WHAT THE TASK REQUIRES:
Retype the records below exactly as they appear.

┄┄┄┄┄┄

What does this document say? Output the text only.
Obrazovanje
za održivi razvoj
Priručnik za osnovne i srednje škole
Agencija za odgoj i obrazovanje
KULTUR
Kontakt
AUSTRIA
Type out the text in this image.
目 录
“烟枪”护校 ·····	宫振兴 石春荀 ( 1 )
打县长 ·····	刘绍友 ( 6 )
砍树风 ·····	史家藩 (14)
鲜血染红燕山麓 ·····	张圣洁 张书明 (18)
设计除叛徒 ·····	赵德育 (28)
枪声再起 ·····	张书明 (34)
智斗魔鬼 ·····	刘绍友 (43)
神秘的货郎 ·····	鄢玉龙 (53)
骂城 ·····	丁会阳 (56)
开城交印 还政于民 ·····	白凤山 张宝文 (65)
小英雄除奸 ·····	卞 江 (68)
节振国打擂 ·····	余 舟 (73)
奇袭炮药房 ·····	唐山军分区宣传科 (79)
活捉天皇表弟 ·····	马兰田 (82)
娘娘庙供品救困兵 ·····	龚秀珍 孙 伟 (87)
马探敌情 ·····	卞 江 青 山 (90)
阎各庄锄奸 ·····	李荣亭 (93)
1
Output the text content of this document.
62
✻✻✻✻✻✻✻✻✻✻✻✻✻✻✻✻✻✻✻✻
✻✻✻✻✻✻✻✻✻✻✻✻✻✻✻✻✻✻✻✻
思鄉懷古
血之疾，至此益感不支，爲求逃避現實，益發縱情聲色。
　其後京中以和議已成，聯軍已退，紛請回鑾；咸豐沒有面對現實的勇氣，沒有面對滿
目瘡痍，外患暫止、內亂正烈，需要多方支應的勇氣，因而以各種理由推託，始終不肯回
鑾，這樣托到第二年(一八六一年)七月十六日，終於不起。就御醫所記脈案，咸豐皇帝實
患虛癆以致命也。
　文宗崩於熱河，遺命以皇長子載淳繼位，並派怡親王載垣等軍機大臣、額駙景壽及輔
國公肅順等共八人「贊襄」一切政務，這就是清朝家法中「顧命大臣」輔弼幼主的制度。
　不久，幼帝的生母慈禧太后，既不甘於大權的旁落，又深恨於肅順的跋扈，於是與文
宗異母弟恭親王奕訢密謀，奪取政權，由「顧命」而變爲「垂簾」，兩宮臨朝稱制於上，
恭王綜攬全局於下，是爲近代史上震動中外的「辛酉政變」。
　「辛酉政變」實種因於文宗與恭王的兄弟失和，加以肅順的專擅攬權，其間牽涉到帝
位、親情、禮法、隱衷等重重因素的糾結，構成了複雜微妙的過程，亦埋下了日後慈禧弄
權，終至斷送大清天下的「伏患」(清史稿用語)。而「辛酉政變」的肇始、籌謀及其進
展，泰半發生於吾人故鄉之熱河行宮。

┄┄┄┄┄┄

REPLY TO THE EXERCISE:
What does this document say? Output the text only.
Obrazovanje
za održivi razvoj
Priručnik za osnovne i srednje škole
Agencija za odgoj i obrazovanje
KULTUR
Kontakt
AUSTRIA
Type out the text in this image.
目 录
“烟枪”护校 ·····	宫振兴 石春荀 ( 1 )
打县长 ·····	刘绍友 ( 6 )
砍树风 ·····	史家藩 (14)
鲜血染红燕山麓 ·····	张圣洁 张书明 (18)
设计除叛徒 ·····	赵德育 (28)
枪声再起 ·····	张书明 (34)
智斗魔鬼 ·····	刘绍友 (43)
神秘的货郎 ·····	鄢玉龙 (53)
骂城 ·····	丁会阳 (56)
开城交印 还政于民 ·····	白凤山 张宝文 (65)
小英雄除奸 ·····	卞 江 (68)
节振国打擂 ·····	余 舟 (73)
奇袭炮药房 ·····	唐山军分区宣传科 (79)
活捉天皇表弟 ·····	马兰田 (82)
娘娘庙供品救困兵 ·····	龚秀珍 孙 伟 (87)
马探敌情 ·····	卞 江 青 山 (90)
阎各庄锄奸 ·····	李荣亭 (93)
1
Output the text content of this document.
62
✻✻✻✻✻✻✻✻✻✻✻✻✻✻✻✻✻✻✻✻
✻✻✻✻✻✻✻✻✻✻✻✻✻✻✻✻✻✻✻✻
思鄉懷古
血之疾，至此益感不支，爲求逃避現實，益發縱情聲色。
　其後京中以和議已成，聯軍已退，紛請回鑾；咸豐沒有面對現實的勇氣，沒有面對滿
目瘡痍，外患暫止、內亂正烈，需要多方支應的勇氣，因而以各種理由推託，始終不肯回
鑾，這樣托到第二年(一八六一年)七月十六日，終於不起。就御醫所記脈案，咸豐皇帝實
患虛癆以致命也。
　文宗崩於熱河，遺命以皇長子載淳繼位，並派怡親王載垣等軍機大臣、額駙景壽及輔
國公肅順等共八人「贊襄」一切政務，這就是清朝家法中「顧命大臣」輔弼幼主的制度。
　不久，幼帝的生母慈禧太后，既不甘於大權的旁落，又深恨於肅順的跋扈，於是與文
宗異母弟恭親王奕訢密謀，奪取政權，由「顧命」而變爲「垂簾」，兩宮臨朝稱制於上，
恭王綜攬全局於下，是爲近代史上震動中外的「辛酉政變」。
　「辛酉政變」實種因於文宗與恭王的兄弟失和，加以肅順的專擅攬權，其間牽涉到帝
位、親情、禮法、隱衷等重重因素的糾結，構成了複雜微妙的過程，亦埋下了日後慈禧弄
權，終至斷送大清天下的「伏患」(清史稿用語)。而「辛酉政變」的肇始、籌謀及其進
展，泰半發生於吾人故鄉之熱河行宮。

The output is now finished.